PROMPT: Gather all lines from the material that contain the word "JSON".

─── DATA

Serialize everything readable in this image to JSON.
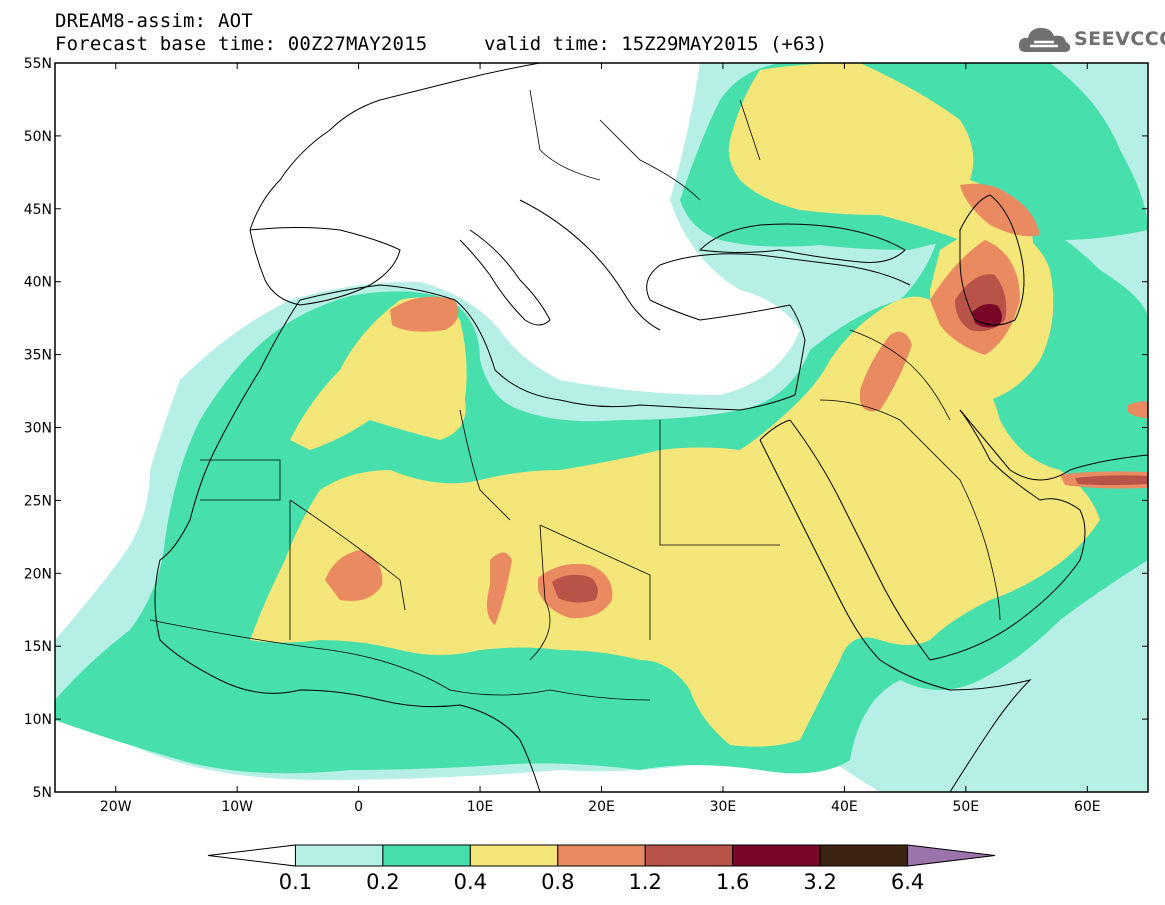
{
  "header": {
    "title": "DREAM8-assim: AOT",
    "base_time": "Forecast base time: 00Z27MAY2015",
    "valid_time": "valid time: 15Z29MAY2015 (+63)"
  },
  "logo": {
    "text": "SEEVCCC",
    "icon": "cloud-icon"
  },
  "map": {
    "lon_range": [
      -25,
      65
    ],
    "lat_range": [
      5,
      55
    ],
    "lat_ticks": [
      "55N",
      "50N",
      "45N",
      "40N",
      "35N",
      "30N",
      "25N",
      "20N",
      "15N",
      "10N",
      "5N"
    ],
    "lon_ticks": [
      "20W",
      "10W",
      "0",
      "10E",
      "20E",
      "30E",
      "40E",
      "50E",
      "60E"
    ]
  },
  "legend": {
    "labels": [
      "0.1",
      "0.2",
      "0.4",
      "0.8",
      "1.2",
      "1.6",
      "3.2",
      "6.4"
    ],
    "colors": [
      "#ffffff",
      "#b6efe6",
      "#47dfab",
      "#f5e67a",
      "#e98a60",
      "#b95247",
      "#7a0628",
      "#3b2412",
      "#9a74ab"
    ]
  }
}
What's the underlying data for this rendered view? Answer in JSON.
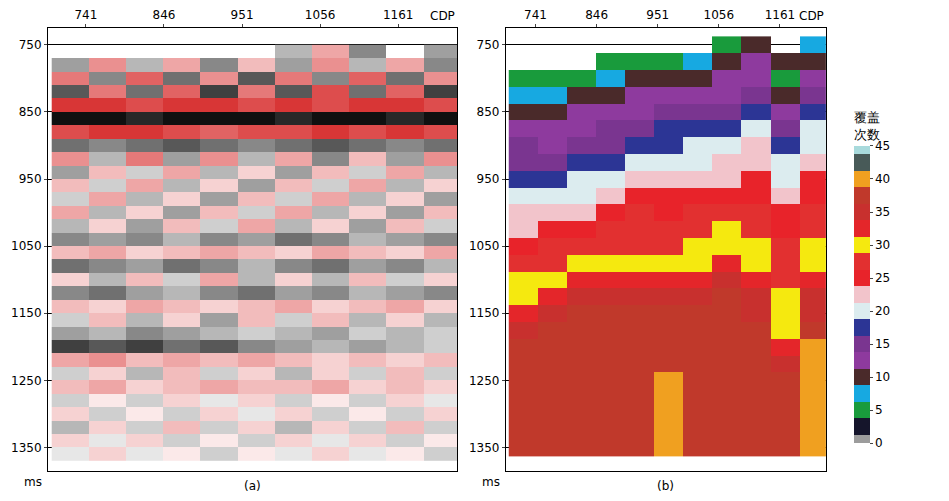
{
  "chart_data": [
    {
      "type": "heatmap",
      "title": "(a)",
      "xlabel": "CDP",
      "ylabel": "ms",
      "grid": true,
      "xlim": [
        690,
        1240
      ],
      "xticks": [
        741,
        846,
        951,
        1056,
        1161
      ],
      "ylim": [
        725,
        1385
      ],
      "yticks": [
        750,
        850,
        950,
        1050,
        1150,
        1250,
        1350
      ],
      "zlim": [
        -1,
        1
      ],
      "colors": [
        "#d42020",
        "#ffffff",
        "#101010"
      ],
      "x": [
        720,
        770,
        820,
        870,
        920,
        970,
        1020,
        1070,
        1120,
        1170,
        1220
      ],
      "y": [
        760,
        780,
        800,
        820,
        840,
        860,
        880,
        900,
        920,
        940,
        960,
        980,
        1000,
        1020,
        1040,
        1060,
        1080,
        1100,
        1120,
        1140,
        1160,
        1180,
        1200,
        1220,
        1240,
        1260,
        1280,
        1300,
        1320,
        1340,
        1360
      ],
      "z": [
        [
          null,
          null,
          null,
          null,
          null,
          null,
          0.3,
          -0.4,
          0.5,
          null,
          0.4
        ],
        [
          0.4,
          -0.5,
          0.3,
          -0.4,
          0.5,
          -0.3,
          0.4,
          -0.5,
          0.3,
          -0.4,
          0.5
        ],
        [
          -0.6,
          0.5,
          -0.7,
          0.6,
          -0.5,
          0.7,
          -0.6,
          0.5,
          -0.7,
          0.6,
          -0.5
        ],
        [
          0.7,
          -0.6,
          0.6,
          -0.7,
          0.8,
          -0.6,
          0.7,
          -0.8,
          0.6,
          -0.7,
          0.8
        ],
        [
          -0.9,
          -0.9,
          -0.8,
          -0.9,
          -0.9,
          -0.8,
          -0.9,
          -0.8,
          -0.9,
          -0.9,
          -0.8
        ],
        [
          1,
          1,
          0.9,
          1,
          1,
          1,
          0.9,
          1,
          1,
          0.9,
          1
        ],
        [
          -0.8,
          -0.9,
          -0.9,
          -0.8,
          -0.7,
          -0.8,
          -0.8,
          -0.9,
          -0.8,
          -0.9,
          -0.8
        ],
        [
          0.6,
          0.5,
          0.6,
          0.7,
          0.6,
          0.5,
          0.6,
          0.7,
          0.6,
          0.5,
          0.6
        ],
        [
          -0.5,
          0.3,
          -0.6,
          0.4,
          -0.5,
          0.3,
          -0.4,
          0.5,
          -0.3,
          0.4,
          -0.5
        ],
        [
          0.4,
          -0.3,
          0.2,
          -0.4,
          0.3,
          -0.2,
          0.4,
          -0.3,
          0.2,
          -0.4,
          0.3
        ],
        [
          -0.3,
          0.2,
          -0.4,
          0.3,
          -0.2,
          0.4,
          -0.3,
          0.2,
          -0.4,
          0.3,
          -0.2
        ],
        [
          0.2,
          -0.4,
          0.3,
          -0.2,
          0.4,
          -0.3,
          0.2,
          -0.4,
          0.3,
          -0.2,
          0.4
        ],
        [
          -0.4,
          0.3,
          -0.2,
          0.4,
          -0.3,
          0.2,
          -0.4,
          0.3,
          -0.2,
          0.4,
          -0.3
        ],
        [
          0.3,
          -0.2,
          0.4,
          -0.3,
          0.2,
          -0.4,
          0.3,
          -0.2,
          0.4,
          -0.3,
          0.2
        ],
        [
          0.5,
          0.4,
          0.5,
          0.3,
          0.5,
          0.4,
          0.6,
          0.5,
          0.3,
          0.4,
          0.5
        ],
        [
          -0.3,
          -0.4,
          -0.2,
          -0.3,
          -0.4,
          -0.3,
          -0.2,
          -0.4,
          -0.3,
          -0.2,
          -0.4
        ],
        [
          0.6,
          0.5,
          0.4,
          0.6,
          0.5,
          0.3,
          0.5,
          0.6,
          0.4,
          0.5,
          0.3
        ],
        [
          -0.2,
          0.3,
          -0.3,
          0.2,
          -0.4,
          0.3,
          -0.2,
          0.3,
          -0.3,
          0.2,
          -0.2
        ],
        [
          0.5,
          0.6,
          0.4,
          0.3,
          0.5,
          0.6,
          0.4,
          0.5,
          0.3,
          0.4,
          0.5
        ],
        [
          -0.3,
          -0.2,
          -0.4,
          -0.3,
          -0.2,
          -0.3,
          -0.4,
          -0.2,
          -0.3,
          -0.4,
          -0.2
        ],
        [
          0.2,
          -0.3,
          0.3,
          -0.2,
          0.4,
          -0.3,
          0.2,
          -0.3,
          0.3,
          -0.2,
          0.3
        ],
        [
          0.4,
          0.3,
          0.5,
          0.4,
          0.3,
          0.2,
          0.3,
          0.4,
          0.2,
          0.3,
          0.2
        ],
        [
          0.8,
          0.7,
          0.8,
          0.6,
          0.7,
          0.5,
          0.4,
          0.3,
          0.4,
          0.3,
          0.2
        ],
        [
          -0.4,
          -0.5,
          -0.3,
          -0.4,
          -0.3,
          -0.4,
          -0.3,
          -0.2,
          -0.3,
          -0.2,
          -0.3
        ],
        [
          0.2,
          -0.2,
          0.3,
          -0.3,
          0.2,
          -0.2,
          0.3,
          -0.2,
          0.2,
          -0.3,
          0.2
        ],
        [
          -0.3,
          -0.4,
          -0.2,
          -0.3,
          -0.4,
          -0.3,
          -0.3,
          -0.4,
          -0.2,
          -0.3,
          -0.2
        ],
        [
          0.2,
          -0.1,
          0.2,
          -0.2,
          0.1,
          -0.2,
          0.2,
          -0.1,
          0.2,
          -0.2,
          0.1
        ],
        [
          -0.2,
          0.2,
          -0.1,
          0.2,
          -0.2,
          0.1,
          -0.2,
          0.2,
          -0.1,
          0.2,
          -0.2
        ],
        [
          0.3,
          -0.2,
          0.2,
          -0.3,
          0.2,
          -0.2,
          0.3,
          -0.2,
          0.2,
          -0.3,
          0.2
        ],
        [
          -0.2,
          0.1,
          -0.2,
          0.2,
          -0.1,
          0.2,
          -0.2,
          0.1,
          -0.2,
          0.2,
          -0.1
        ],
        [
          0.1,
          -0.2,
          0.1,
          -0.1,
          0.2,
          -0.1,
          0.1,
          -0.2,
          0.1,
          -0.1,
          0.2
        ]
      ]
    },
    {
      "type": "heatmap",
      "title": "(b)",
      "xlabel": "CDP",
      "ylabel": "ms",
      "grid": true,
      "colorbar_title": "覆盖次数",
      "xlim": [
        690,
        1240
      ],
      "xticks": [
        741,
        846,
        951,
        1056,
        1161
      ],
      "ylim": [
        725,
        1385
      ],
      "yticks": [
        750,
        850,
        950,
        1050,
        1150,
        1250,
        1350
      ],
      "zlim": [
        0,
        45
      ],
      "zticks": [
        0,
        5,
        10,
        15,
        20,
        25,
        30,
        35,
        40,
        45
      ],
      "colors": [
        "#9c9c9c",
        "#15152b",
        "#199b3c",
        "#17a9e1",
        "#4a2a2a",
        "#8e3a9e",
        "#7a3590",
        "#2c3595",
        "#dcecef",
        "#f2c4cb",
        "#e8232a",
        "#e23030",
        "#f5e90f",
        "#e4262a",
        "#c8302e",
        "#c0392b",
        "#f0a020",
        "#485a58",
        "#a8dadc"
      ],
      "x": [
        720,
        770,
        820,
        870,
        920,
        970,
        1020,
        1070,
        1120,
        1170,
        1220
      ],
      "y": [
        750,
        775,
        800,
        825,
        850,
        875,
        900,
        925,
        950,
        975,
        1000,
        1025,
        1050,
        1075,
        1100,
        1125,
        1150,
        1175,
        1200,
        1225,
        1250,
        1275,
        1300,
        1325,
        1350
      ],
      "z": [
        [
          null,
          null,
          null,
          null,
          null,
          null,
          null,
          5,
          10,
          null,
          7.5
        ],
        [
          null,
          null,
          null,
          5,
          5,
          5,
          7.5,
          10,
          12.5,
          10,
          10
        ],
        [
          5,
          5,
          5,
          7.5,
          10,
          10,
          10,
          12.5,
          12.5,
          5,
          12.5
        ],
        [
          7.5,
          7.5,
          10,
          10,
          12.5,
          12.5,
          12.5,
          12.5,
          15,
          10,
          15
        ],
        [
          10,
          10,
          12.5,
          12.5,
          12.5,
          15,
          15,
          15,
          17.5,
          12.5,
          17.5
        ],
        [
          12.5,
          12.5,
          12.5,
          15,
          15,
          17.5,
          17.5,
          17.5,
          20,
          15,
          20
        ],
        [
          15,
          12.5,
          15,
          15,
          17.5,
          17.5,
          20,
          20,
          22.5,
          17.5,
          20
        ],
        [
          15,
          15,
          17.5,
          17.5,
          20,
          20,
          20,
          22.5,
          22.5,
          20,
          22.5
        ],
        [
          17.5,
          17.5,
          20,
          20,
          22.5,
          22.5,
          22.5,
          22.5,
          25,
          20,
          25
        ],
        [
          20,
          20,
          20,
          22.5,
          25,
          25,
          25,
          25,
          25,
          22.5,
          25
        ],
        [
          22.5,
          22.5,
          22.5,
          25,
          27.5,
          25,
          27.5,
          27.5,
          27.5,
          25,
          27.5
        ],
        [
          22.5,
          25,
          25,
          27.5,
          27.5,
          27.5,
          27.5,
          30,
          27.5,
          25,
          27.5
        ],
        [
          25,
          27.5,
          27.5,
          27.5,
          27.5,
          27.5,
          30,
          30,
          30,
          27.5,
          30
        ],
        [
          27.5,
          27.5,
          30,
          30,
          30,
          30,
          30,
          32.5,
          30,
          27.5,
          30
        ],
        [
          30,
          30,
          32.5,
          32.5,
          32.5,
          32.5,
          32.5,
          35,
          32.5,
          27.5,
          32.5
        ],
        [
          30,
          32.5,
          35,
          35,
          35,
          35,
          35,
          37.5,
          35,
          30,
          35
        ],
        [
          32.5,
          35,
          37.5,
          37.5,
          37.5,
          37.5,
          37.5,
          37.5,
          35,
          30,
          35
        ],
        [
          35,
          37.5,
          37.5,
          37.5,
          37.5,
          37.5,
          37.5,
          37.5,
          37.5,
          30,
          37.5
        ],
        [
          37.5,
          37.5,
          37.5,
          37.5,
          37.5,
          37.5,
          37.5,
          37.5,
          37.5,
          32.5,
          40
        ],
        [
          37.5,
          37.5,
          37.5,
          37.5,
          37.5,
          37.5,
          37.5,
          37.5,
          37.5,
          35,
          40
        ],
        [
          37.5,
          37.5,
          37.5,
          37.5,
          37.5,
          40,
          37.5,
          37.5,
          37.5,
          37.5,
          40
        ],
        [
          37.5,
          37.5,
          37.5,
          37.5,
          37.5,
          40,
          37.5,
          37.5,
          37.5,
          37.5,
          40
        ],
        [
          37.5,
          37.5,
          37.5,
          37.5,
          37.5,
          40,
          37.5,
          37.5,
          37.5,
          37.5,
          40
        ],
        [
          37.5,
          37.5,
          37.5,
          37.5,
          37.5,
          40,
          37.5,
          37.5,
          37.5,
          37.5,
          40
        ],
        [
          37.5,
          37.5,
          37.5,
          37.5,
          37.5,
          40,
          37.5,
          37.5,
          37.5,
          37.5,
          40
        ]
      ]
    }
  ]
}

──────

EXERCISE RESPONSE:
Serialize everything readable in this image to JSON.
What's the underlying data for this rendered view? Answer in JSON.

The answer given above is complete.